» Information shown:
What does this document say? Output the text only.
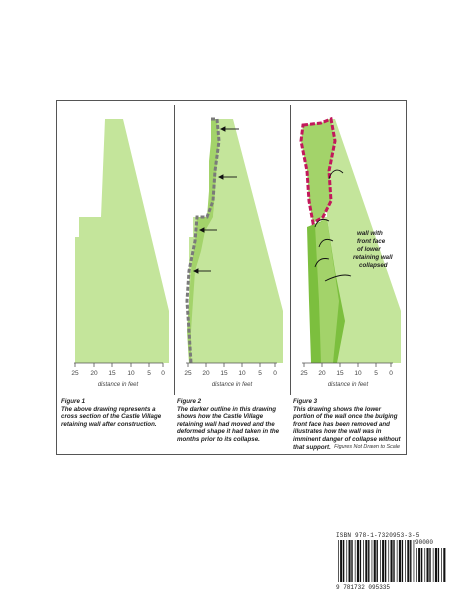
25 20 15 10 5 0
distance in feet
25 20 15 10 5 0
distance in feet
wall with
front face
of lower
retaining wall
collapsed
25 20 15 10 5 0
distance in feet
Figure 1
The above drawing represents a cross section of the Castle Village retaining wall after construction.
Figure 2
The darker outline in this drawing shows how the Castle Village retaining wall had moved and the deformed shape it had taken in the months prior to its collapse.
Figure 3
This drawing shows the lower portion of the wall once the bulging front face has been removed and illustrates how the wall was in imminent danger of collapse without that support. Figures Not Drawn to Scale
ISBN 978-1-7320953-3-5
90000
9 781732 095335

» What is needed: Every record above should be transcribed exactly; the pictures stay out of the copy.

» The result:
What does this document say? Output the text only.
25 20 15 10 5 0
distance in feet
25 20 15 10 5 0
distance in feet
wall with
front face
of lower
retaining wall
collapsed
25 20 15 10 5 0
distance in feet
Figure 1
The above drawing represents a cross section of the Castle Village retaining wall after construction.
Figure 2
The darker outline in this drawing shows how the Castle Village retaining wall had moved and the deformed shape it had taken in the months prior to its collapse.
Figure 3
This drawing shows the lower portion of the wall once the bulging front face has been removed and illustrates how the wall was in imminent danger of collapse without that support. Figures Not Drawn to Scale
ISBN 978-1-7320953-3-5
90000
9 781732 095335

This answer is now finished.